**Data lines**
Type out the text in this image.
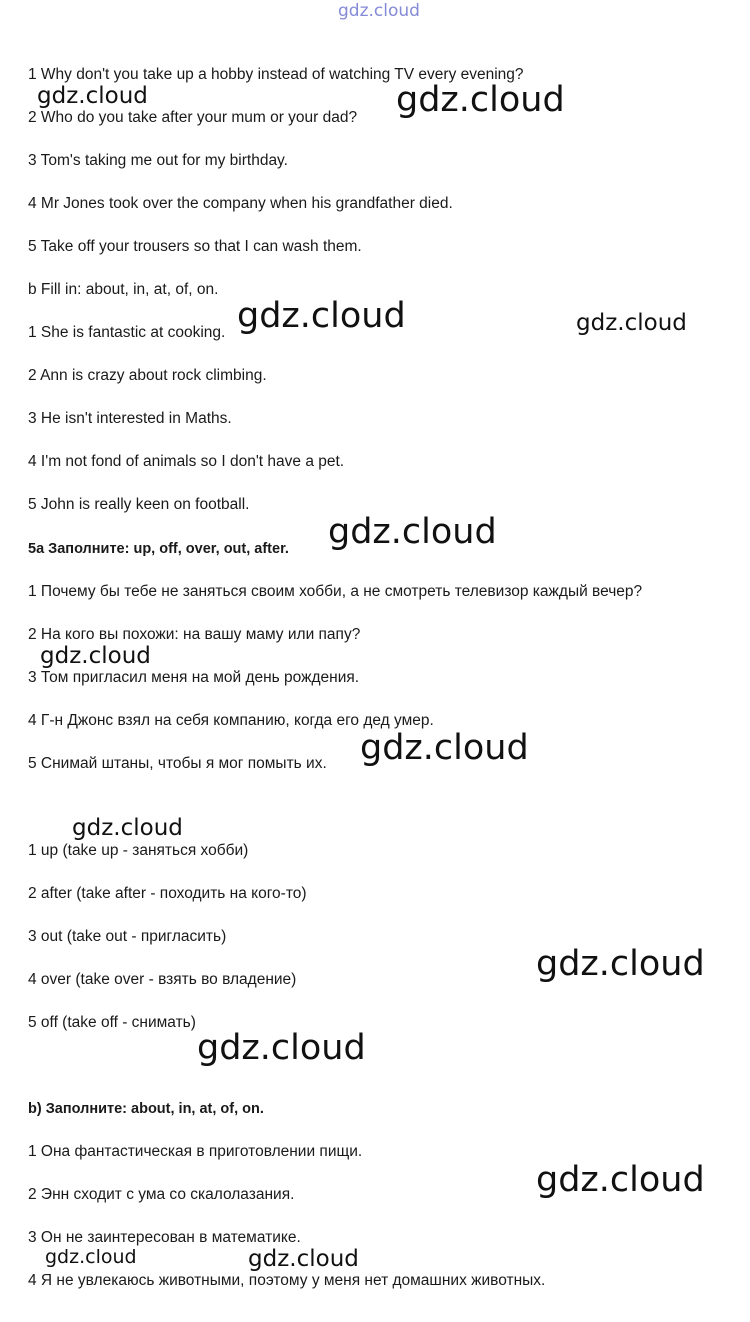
gdz.cloud
1 Why don't you take up a hobby instead of watching TV every evening?
2 Who do you take after your mum or your dad?
3 Tom's taking me out for my birthday.
4 Mr Jones took over the company when his grandfather died.
5 Take off your trousers so that I can wash them.
b Fill in: about, in, at, of, on.
1 She is fantastic at cooking.
2 Ann is crazy about rock climbing.
3 He isn't interested in Maths.
4 I'm not fond of animals so I don't have a pet.
5 John is really keen on football.
5a Заполните: up, off, over, out, after.
1 Почему бы тебе не заняться своим хобби, а не смотреть телевизор каждый вечер?
2 На кого вы похожи: на вашу маму или папу?
3 Том пригласил меня на мой день рождения.
4 Г-н Джонс взял на себя компанию, когда его дед умер.
5 Снимай штаны, чтобы я мог помыть их.
1 up (take up - заняться хобби)
2 after (take after - походить на кого-то)
3 out (take out - пригласить)
4 over (take over - взять во владение)
5 off (take off - снимать)
b) Заполните: about, in, at, of, on.
1 Она фантастическая в приготовлении пищи.
2 Энн сходит с ума со скалолазания.
3 Он не заинтересован в математике.
4 Я не увлекаюсь животными, поэтому у меня нет домашних животных.
gdz.cloud	gdz.cloud
gdz.cloud	gdz.cloud
gdz.cloud
gdz.cloud
gdz.cloud
gdz.cloud
gdz.cloud
gdz.cloud
gdz.cloud
gdz.cloud	gdz.cloud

**Exercise instructions**
Above are the entries; count how many of their lines contain the word "about" and give only that number.

**Solution below**
3